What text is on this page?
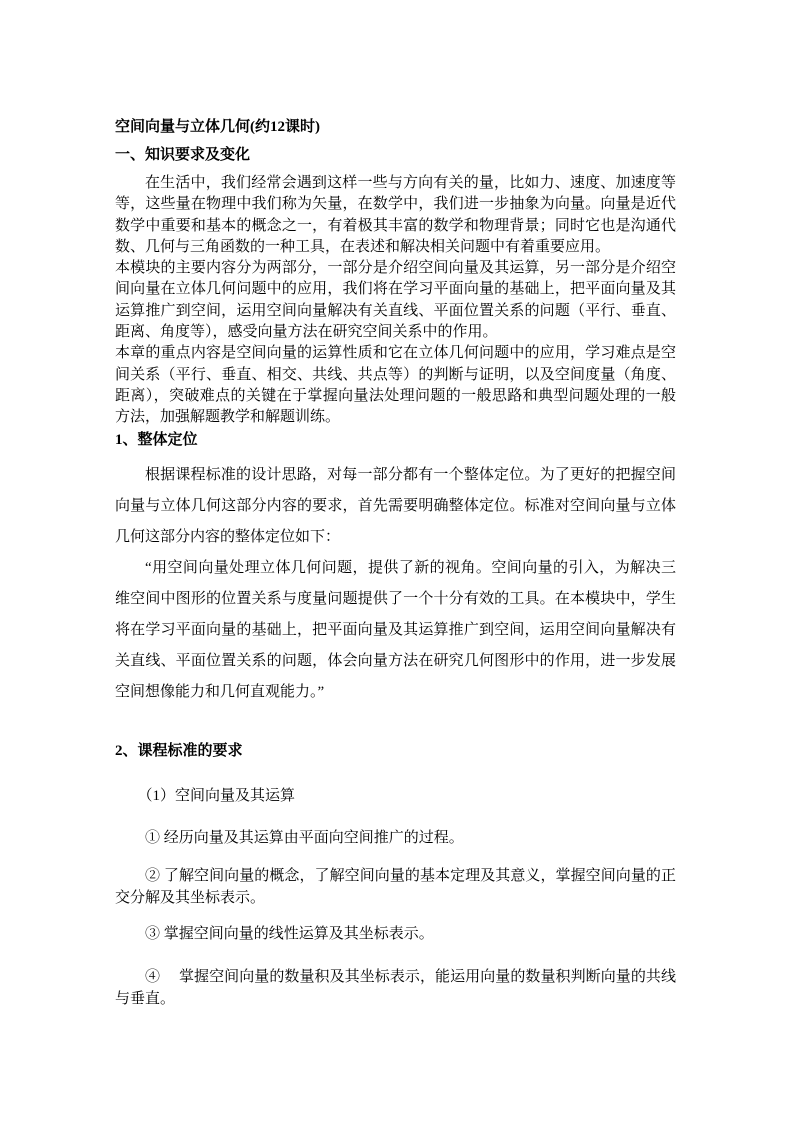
空间向量与立体几何(约12课时)

一、知识要求及变化

在生活中，我们经常会遇到这样一些与方向有关的量，比如力、速度、加速度等等，这些量在物理中我们称为矢量，在数学中，我们进一步抽象为向量。向量是近代数学中重要和基本的概念之一，有着极其丰富的数学和物理背景；同时它也是沟通代数、几何与三角函数的一种工具，在表述和解决相关问题中有着重要应用。

本模块的主要内容分为两部分，一部分是介绍空间向量及其运算，另一部分是介绍空间向量在立体几何问题中的应用，我们将在学习平面向量的基础上，把平面向量及其运算推广到空间，运用空间向量解决有关直线、平面位置关系的问题（平行、垂直、距离、角度等），感受向量方法在研究空间关系中的作用。

本章的重点内容是空间向量的运算性质和它在立体几何问题中的应用，学习难点是空间关系（平行、垂直、相交、共线、共点等）的判断与证明，以及空间度量（角度、距离），突破难点的关键在于掌握向量法处理问题的一般思路和典型问题处理的一般方法，加强解题教学和解题训练。

1、整体定位

根据课程标准的设计思路，对每一部分都有一个整体定位。为了更好的把握空间向量与立体几何这部分内容的要求，首先需要明确整体定位。标准对空间向量与立体几何这部分内容的整体定位如下：

“用空间向量处理立体几何问题，提供了新的视角。空间向量的引入，为解决三维空间中图形的位置关系与度量问题提供了一个十分有效的工具。在本模块中，学生将在学习平面向量的基础上，把平面向量及其运算推广到空间，运用空间向量解决有关直线、平面位置关系的问题，体会向量方法在研究几何图形中的作用，进一步发展空间想像能力和几何直观能力。”

2、课程标准的要求

（1）空间向量及其运算

① 经历向量及其运算由平面向空间推广的过程。

② 了解空间向量的概念，了解空间向量的基本定理及其意义，掌握空间向量的正交分解及其坐标表示。

③ 掌握空间向量的线性运算及其坐标表示。

④　 掌握空间向量的数量积及其坐标表示，能运用向量的数量积判断向量的共线与垂直。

Exercise goal. Repeat the entries exactly and keep the pictures out of the copy.

Solved problem.
What text is on this page?
空间向量与立体几何(约12课时)

一、知识要求及变化

在生活中，我们经常会遇到这样一些与方向有关的量，比如力、速度、加速度等等，这些量在物理中我们称为矢量，在数学中，我们进一步抽象为向量。向量是近代数学中重要和基本的概念之一，有着极其丰富的数学和物理背景；同时它也是沟通代数、几何与三角函数的一种工具，在表述和解决相关问题中有着重要应用。

本模块的主要内容分为两部分，一部分是介绍空间向量及其运算，另一部分是介绍空间向量在立体几何问题中的应用，我们将在学习平面向量的基础上，把平面向量及其运算推广到空间，运用空间向量解决有关直线、平面位置关系的问题（平行、垂直、距离、角度等），感受向量方法在研究空间关系中的作用。

本章的重点内容是空间向量的运算性质和它在立体几何问题中的应用，学习难点是空间关系（平行、垂直、相交、共线、共点等）的判断与证明，以及空间度量（角度、距离），突破难点的关键在于掌握向量法处理问题的一般思路和典型问题处理的一般方法，加强解题教学和解题训练。

1、整体定位

根据课程标准的设计思路，对每一部分都有一个整体定位。为了更好的把握空间向量与立体几何这部分内容的要求，首先需要明确整体定位。标准对空间向量与立体几何这部分内容的整体定位如下：

“用空间向量处理立体几何问题，提供了新的视角。空间向量的引入，为解决三维空间中图形的位置关系与度量问题提供了一个十分有效的工具。在本模块中，学生将在学习平面向量的基础上，把平面向量及其运算推广到空间，运用空间向量解决有关直线、平面位置关系的问题，体会向量方法在研究几何图形中的作用，进一步发展空间想像能力和几何直观能力。”

2、课程标准的要求

（1）空间向量及其运算

① 经历向量及其运算由平面向空间推广的过程。

② 了解空间向量的概念，了解空间向量的基本定理及其意义，掌握空间向量的正交分解及其坐标表示。

③ 掌握空间向量的线性运算及其坐标表示。

④　 掌握空间向量的数量积及其坐标表示，能运用向量的数量积判断向量的共线与垂直。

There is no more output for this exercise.